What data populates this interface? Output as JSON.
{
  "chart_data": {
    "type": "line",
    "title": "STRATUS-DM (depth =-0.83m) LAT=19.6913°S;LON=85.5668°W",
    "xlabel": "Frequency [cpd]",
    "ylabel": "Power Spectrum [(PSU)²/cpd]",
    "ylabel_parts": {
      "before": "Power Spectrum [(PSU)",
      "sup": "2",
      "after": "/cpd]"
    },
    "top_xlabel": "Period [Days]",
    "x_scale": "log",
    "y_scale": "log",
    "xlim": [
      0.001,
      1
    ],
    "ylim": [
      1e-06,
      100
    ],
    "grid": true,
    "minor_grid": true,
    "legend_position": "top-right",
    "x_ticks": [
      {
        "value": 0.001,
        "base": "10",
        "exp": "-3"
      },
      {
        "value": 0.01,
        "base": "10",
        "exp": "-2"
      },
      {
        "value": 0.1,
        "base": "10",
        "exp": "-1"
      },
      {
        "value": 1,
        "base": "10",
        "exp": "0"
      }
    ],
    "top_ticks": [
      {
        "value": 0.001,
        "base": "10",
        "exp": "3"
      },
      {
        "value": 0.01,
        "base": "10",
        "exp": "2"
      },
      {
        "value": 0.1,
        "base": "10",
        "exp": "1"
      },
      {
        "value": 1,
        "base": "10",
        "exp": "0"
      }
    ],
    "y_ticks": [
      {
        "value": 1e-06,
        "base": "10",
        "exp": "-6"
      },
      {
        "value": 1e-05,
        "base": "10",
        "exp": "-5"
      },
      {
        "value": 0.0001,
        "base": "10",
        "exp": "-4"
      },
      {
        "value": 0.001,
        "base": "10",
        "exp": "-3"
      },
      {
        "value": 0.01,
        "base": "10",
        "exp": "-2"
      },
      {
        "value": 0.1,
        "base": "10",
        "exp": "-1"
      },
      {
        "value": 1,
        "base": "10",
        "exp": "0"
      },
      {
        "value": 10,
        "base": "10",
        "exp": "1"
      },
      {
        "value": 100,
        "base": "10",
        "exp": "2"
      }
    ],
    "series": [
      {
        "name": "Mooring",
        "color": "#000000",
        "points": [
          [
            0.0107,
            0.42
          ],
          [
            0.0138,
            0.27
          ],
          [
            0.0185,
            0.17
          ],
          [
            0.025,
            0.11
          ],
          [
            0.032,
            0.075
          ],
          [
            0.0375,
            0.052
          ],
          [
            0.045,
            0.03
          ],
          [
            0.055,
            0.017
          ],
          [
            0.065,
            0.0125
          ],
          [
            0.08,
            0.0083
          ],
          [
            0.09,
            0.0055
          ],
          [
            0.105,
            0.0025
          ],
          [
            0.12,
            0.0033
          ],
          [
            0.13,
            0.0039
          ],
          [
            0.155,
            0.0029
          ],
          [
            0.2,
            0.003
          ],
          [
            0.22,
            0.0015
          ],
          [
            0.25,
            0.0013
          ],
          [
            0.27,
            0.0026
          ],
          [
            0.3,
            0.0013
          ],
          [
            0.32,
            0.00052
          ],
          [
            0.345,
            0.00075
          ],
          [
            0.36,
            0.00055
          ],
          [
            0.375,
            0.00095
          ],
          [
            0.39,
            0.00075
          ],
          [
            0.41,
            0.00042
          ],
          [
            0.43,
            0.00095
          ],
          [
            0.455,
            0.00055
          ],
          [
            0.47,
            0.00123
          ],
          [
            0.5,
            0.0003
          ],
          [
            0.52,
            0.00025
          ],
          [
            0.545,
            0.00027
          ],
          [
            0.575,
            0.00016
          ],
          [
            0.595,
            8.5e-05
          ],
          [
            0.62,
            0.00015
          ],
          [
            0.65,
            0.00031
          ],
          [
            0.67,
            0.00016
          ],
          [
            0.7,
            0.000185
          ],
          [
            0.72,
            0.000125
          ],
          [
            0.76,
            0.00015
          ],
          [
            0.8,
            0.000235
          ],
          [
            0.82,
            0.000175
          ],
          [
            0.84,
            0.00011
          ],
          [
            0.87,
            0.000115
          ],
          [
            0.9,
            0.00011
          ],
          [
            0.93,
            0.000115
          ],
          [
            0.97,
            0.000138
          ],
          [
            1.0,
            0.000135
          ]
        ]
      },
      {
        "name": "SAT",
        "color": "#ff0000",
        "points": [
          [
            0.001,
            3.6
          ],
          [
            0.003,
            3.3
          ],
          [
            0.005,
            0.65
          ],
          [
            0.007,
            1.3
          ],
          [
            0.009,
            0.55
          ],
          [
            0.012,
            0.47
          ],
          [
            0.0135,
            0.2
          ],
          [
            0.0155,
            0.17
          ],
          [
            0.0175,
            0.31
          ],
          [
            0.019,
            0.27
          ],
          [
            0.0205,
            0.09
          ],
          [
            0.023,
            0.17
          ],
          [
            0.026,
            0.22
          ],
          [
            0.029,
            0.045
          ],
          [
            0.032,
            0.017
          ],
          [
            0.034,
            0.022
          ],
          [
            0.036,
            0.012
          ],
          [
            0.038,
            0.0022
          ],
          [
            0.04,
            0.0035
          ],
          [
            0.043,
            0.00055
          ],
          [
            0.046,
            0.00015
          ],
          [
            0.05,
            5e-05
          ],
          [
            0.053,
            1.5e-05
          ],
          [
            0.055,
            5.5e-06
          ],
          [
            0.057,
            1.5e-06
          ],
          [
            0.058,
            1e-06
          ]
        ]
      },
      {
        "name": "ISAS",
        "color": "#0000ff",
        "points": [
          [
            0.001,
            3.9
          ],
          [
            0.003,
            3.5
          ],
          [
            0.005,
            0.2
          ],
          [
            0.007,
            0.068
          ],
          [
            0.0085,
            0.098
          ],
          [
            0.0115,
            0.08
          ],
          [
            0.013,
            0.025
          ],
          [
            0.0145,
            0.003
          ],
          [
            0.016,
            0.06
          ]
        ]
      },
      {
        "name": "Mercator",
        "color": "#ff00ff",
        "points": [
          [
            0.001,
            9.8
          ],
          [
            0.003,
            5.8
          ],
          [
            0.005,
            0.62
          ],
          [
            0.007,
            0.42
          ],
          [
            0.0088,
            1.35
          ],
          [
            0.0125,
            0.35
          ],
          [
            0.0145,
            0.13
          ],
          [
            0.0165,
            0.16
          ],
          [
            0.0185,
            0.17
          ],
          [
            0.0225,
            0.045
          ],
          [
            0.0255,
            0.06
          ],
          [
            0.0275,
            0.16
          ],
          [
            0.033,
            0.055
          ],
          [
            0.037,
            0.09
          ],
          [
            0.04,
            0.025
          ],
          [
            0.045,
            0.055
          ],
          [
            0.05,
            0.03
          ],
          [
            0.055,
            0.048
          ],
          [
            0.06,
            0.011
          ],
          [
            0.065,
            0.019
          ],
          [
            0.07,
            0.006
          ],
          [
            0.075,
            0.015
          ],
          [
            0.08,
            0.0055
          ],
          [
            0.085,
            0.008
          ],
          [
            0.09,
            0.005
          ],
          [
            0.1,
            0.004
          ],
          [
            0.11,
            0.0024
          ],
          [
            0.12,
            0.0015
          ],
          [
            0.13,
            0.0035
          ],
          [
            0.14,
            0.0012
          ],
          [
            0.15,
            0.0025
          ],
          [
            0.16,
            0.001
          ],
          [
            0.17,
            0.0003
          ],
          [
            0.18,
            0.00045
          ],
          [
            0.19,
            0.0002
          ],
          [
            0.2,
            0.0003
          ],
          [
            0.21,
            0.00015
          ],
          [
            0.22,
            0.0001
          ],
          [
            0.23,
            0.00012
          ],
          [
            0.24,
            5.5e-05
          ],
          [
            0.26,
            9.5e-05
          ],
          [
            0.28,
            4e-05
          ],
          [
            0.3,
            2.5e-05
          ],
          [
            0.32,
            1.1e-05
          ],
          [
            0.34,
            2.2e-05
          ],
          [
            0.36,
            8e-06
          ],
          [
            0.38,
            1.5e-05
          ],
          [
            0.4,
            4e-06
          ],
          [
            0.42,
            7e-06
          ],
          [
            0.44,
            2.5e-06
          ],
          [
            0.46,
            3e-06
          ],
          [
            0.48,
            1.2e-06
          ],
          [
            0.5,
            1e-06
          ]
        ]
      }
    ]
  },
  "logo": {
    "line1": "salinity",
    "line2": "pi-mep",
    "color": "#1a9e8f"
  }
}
——
→ **Task brief**
Track down all lines above with the string "color" and copy them.

→ **The solution**
        "color": "#000000",
        "color": "#ff0000",
        "color": "#0000ff",
        "color": "#ff00ff",
    "color": "#1a9e8f"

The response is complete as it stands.